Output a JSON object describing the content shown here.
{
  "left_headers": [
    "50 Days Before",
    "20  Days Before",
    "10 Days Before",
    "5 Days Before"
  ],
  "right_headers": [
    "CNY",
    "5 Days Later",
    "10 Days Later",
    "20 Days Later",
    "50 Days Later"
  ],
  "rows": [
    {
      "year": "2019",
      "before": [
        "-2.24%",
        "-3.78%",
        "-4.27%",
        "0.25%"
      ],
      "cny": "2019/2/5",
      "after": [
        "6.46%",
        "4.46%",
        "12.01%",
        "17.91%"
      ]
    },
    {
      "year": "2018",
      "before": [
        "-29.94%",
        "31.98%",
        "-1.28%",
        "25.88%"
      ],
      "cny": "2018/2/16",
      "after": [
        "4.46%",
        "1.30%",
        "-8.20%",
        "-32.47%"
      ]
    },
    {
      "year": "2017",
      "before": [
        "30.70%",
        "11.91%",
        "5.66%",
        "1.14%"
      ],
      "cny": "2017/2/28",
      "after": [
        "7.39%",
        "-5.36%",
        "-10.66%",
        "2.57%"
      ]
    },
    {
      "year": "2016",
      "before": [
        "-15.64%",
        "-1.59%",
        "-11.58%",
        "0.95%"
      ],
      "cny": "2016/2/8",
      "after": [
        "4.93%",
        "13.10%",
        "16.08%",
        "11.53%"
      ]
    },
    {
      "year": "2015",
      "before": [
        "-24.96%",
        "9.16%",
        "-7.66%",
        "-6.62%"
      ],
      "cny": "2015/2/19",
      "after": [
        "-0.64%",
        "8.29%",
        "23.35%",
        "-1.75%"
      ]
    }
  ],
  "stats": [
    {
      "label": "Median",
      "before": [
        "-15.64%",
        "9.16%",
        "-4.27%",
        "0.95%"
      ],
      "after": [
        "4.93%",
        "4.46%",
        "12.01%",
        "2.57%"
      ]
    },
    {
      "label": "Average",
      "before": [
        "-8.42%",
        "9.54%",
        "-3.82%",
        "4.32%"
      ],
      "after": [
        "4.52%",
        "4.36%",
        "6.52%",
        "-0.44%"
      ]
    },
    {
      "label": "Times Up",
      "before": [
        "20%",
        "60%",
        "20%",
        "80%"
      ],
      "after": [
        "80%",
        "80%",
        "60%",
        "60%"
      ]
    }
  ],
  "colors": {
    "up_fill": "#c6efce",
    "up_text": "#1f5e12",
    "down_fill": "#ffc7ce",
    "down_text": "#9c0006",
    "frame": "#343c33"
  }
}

...

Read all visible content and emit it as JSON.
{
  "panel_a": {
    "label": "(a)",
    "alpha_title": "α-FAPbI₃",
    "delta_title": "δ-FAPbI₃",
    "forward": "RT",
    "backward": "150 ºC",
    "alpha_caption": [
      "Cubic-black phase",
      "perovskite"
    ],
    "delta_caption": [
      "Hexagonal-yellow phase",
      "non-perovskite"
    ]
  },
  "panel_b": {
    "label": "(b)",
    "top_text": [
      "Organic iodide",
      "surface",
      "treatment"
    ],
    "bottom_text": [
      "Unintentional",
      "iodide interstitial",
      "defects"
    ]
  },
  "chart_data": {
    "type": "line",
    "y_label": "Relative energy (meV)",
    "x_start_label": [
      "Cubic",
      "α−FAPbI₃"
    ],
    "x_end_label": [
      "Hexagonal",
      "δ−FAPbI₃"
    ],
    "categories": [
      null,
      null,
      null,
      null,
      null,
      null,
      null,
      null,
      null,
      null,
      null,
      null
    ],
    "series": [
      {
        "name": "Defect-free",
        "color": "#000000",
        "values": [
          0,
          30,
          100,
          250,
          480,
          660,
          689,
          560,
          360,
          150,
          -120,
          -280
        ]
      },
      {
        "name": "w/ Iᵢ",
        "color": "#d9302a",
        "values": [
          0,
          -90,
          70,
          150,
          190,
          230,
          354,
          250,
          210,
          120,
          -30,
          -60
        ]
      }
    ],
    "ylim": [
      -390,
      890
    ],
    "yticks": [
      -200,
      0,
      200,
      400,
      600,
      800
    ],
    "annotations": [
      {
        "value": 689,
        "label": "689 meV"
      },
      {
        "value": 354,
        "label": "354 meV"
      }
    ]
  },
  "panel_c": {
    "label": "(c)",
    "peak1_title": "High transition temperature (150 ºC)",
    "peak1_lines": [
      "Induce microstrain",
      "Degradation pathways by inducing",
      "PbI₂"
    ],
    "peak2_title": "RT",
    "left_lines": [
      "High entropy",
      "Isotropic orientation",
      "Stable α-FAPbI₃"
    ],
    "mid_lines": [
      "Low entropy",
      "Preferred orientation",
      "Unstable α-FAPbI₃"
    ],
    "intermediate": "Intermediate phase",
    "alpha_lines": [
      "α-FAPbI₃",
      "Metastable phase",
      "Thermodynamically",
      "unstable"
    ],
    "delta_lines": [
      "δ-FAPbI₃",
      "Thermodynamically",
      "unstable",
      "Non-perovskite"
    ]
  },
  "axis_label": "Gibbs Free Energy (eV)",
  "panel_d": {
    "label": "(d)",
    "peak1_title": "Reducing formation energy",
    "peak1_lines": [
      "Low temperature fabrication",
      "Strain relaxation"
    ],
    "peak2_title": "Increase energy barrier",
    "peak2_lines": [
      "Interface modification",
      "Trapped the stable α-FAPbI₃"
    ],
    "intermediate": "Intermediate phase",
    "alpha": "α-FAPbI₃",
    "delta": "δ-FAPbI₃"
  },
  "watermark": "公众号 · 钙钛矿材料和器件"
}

*Aim*. Return every line containing "Days".

*Reply to the exercise*.
    "50 Days Before",
    "20  Days Before",
    "10 Days Before",
    "5 Days Before"
    "5 Days Later",
    "10 Days Later",
    "20 Days Later",
    "50 Days Later"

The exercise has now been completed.